__Provided data__
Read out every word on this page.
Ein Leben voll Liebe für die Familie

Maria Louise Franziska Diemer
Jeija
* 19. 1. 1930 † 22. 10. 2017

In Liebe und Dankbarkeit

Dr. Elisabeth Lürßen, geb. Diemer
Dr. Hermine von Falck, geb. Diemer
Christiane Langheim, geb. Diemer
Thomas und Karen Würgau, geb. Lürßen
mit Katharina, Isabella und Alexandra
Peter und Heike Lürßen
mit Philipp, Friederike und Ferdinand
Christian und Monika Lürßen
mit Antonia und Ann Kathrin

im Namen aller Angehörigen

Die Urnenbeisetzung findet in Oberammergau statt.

__What needs to be done__
Check each line of the entries above for the word "Liebe". List the ones that have it.

__Expected answer__
Ein Leben voll Liebe für die Familie
In Liebe und Dankbarkeit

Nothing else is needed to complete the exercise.